***** Extrait

En 1914, la place communale comprenait un ilot qui conserve la même implantation de nos jours.

En pénétrant dans la Maison Communale (actuellement Musée Alexandre-Louis Martin), par l’entrée principale, on découvrait successivement le bureau de police et les bureaux administratifs, leur faisaient suite, le préau couvert transformé en salle de fêtes lors des distributions des prix, cérémonies revêtant un caractère beaucoup plus solennel que de nos jours, puis les différentes classes de l’Ecole Communale des garçons; une cour de récréation, en terre battue, avec une porte d’entrée réservée aux élèves et donnant sur la rue où passe actuellement la ligne d’autobus, et enfin, l’habitation de l’instituteur en chef, orientée vers Morlanwelz. (N.D.L.R. – Mme Annino-Hecq est la fille de l’ancien directeur de l’école et habitait dans la maison précitée).

En ce temps-là, ma mère, comme la plupart des ménagères, confectionnait, elle- même, le pain de sa maisonnée, pour toute la semaine !

La veille, elle avait pétri, à force « d’huile de bras », une pâte faite de farine 4 zéros (la meilleure), de « bon lait frais» (lait entier), de saindoux (fondu par elle), et de levure « Royale ».

Huit gros pains blonds dodus, moulés dans de hautes platines rondes avaient été transportés (bien couverts dans une manne en osier) chez le pâtissier Raoul Otlet, où, gonflés à point, bien « levés », ils avaient été enfournés.

Parfaitement réussis, ils faisaient, à leur sortie du four, l’admiration des voisines et la fierté de la boulangère d’occasion. Celle-ci avait ensuite haché et moulu péniblement de la viande de bœuf à l’aide d’un antique moulin à manivelle, pour en préparer d’excellentes « boulettes». (Malgré l’utilisation de recettes fameuses, malgré toute mon application, je ne suis jamais parvenue à en réaliser d’aussi savoureuses).

**********
***** Données du corpus

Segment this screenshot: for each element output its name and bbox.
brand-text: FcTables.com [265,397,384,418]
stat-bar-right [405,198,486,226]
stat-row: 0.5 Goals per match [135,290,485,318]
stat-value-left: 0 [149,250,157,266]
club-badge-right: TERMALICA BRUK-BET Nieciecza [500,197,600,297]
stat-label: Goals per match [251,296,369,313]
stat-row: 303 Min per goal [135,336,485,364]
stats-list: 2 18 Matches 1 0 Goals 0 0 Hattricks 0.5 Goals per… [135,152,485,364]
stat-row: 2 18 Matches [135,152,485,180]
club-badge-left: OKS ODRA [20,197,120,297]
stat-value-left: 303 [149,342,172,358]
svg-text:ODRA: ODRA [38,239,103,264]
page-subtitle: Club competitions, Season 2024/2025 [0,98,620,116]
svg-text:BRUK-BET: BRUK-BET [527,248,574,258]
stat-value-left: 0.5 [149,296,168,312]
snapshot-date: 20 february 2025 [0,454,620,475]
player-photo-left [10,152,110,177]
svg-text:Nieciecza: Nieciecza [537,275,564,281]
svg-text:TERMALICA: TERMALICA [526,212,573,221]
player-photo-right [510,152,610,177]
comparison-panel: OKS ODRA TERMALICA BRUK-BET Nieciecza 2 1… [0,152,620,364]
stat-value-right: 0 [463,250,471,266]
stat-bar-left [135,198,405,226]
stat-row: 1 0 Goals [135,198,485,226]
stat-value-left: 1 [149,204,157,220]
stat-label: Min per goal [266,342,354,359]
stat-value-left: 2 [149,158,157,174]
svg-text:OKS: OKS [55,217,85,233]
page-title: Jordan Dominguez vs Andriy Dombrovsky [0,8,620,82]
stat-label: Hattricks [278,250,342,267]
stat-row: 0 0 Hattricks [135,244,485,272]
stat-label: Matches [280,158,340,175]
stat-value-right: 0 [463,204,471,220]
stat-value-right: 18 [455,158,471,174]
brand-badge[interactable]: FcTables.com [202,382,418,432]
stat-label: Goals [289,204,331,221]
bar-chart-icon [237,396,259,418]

**********

• _Travail demandé_:
D'après l'extrait, chez quel pâtissier les pains de la mère ont-ils été enfournés ?

• _Résultat obtenu_:
Ils ont été enfournés chez le pâtissier Raoul Otlet.